**Instructions for the task**. Tally the lines that hold the word "they" and reply with that figure only.

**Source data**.
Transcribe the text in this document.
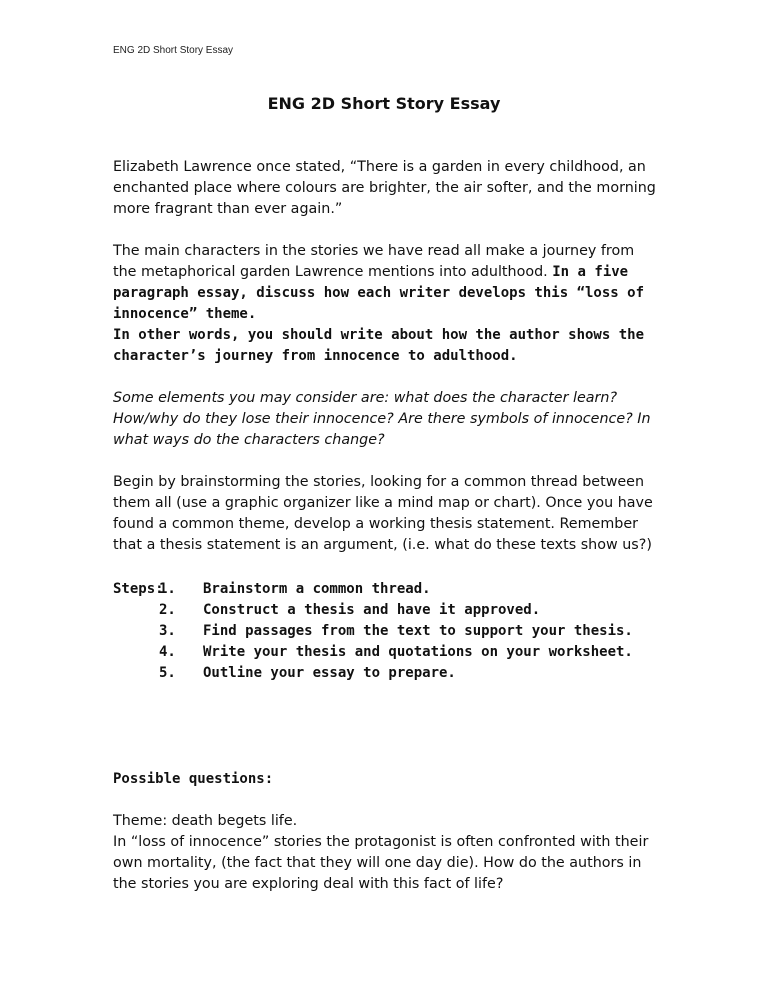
ENG 2D Short Story Essay
ENG 2D Short Story Essay

Elizabeth Lawrence once stated, “There is a garden in every childhood, an enchanted place where colours are brighter, the air softer, and the morning more fragrant than ever again.”

The main characters in the stories we have read all make a journey from the metaphorical garden Lawrence mentions into adulthood. In a five paragraph essay, discuss how each writer develops this “loss of innocence” theme.

In other words, you should write about how the author shows the character’s journey from innocence to adulthood.

Some elements you may consider are: what does the character learn? How/why do they lose their innocence? Are there symbols of innocence? In what ways do the characters change?

Begin by brainstorming the stories, looking for a common thread between them all (use a graphic organizer like a mind map or chart). Once you have found a common theme, develop a working thesis statement. Remember that a thesis statement is an argument, (i.e. what do these texts show us?)

Steps:
1.	Brainstorm a common thread.
2.	Construct a thesis and have it approved.
3.	Find passages from the text to support your thesis.
4.	Write your thesis and quotations on your worksheet.
5.	Outline your essay to prepare.

Possible questions:

Theme: death begets life.

In “loss of innocence” stories the protagonist is often confronted with their own mortality, (the fact that they will one day die). How do the authors in the stories you are exploring deal with this fact of life?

**Solution to this task**. 2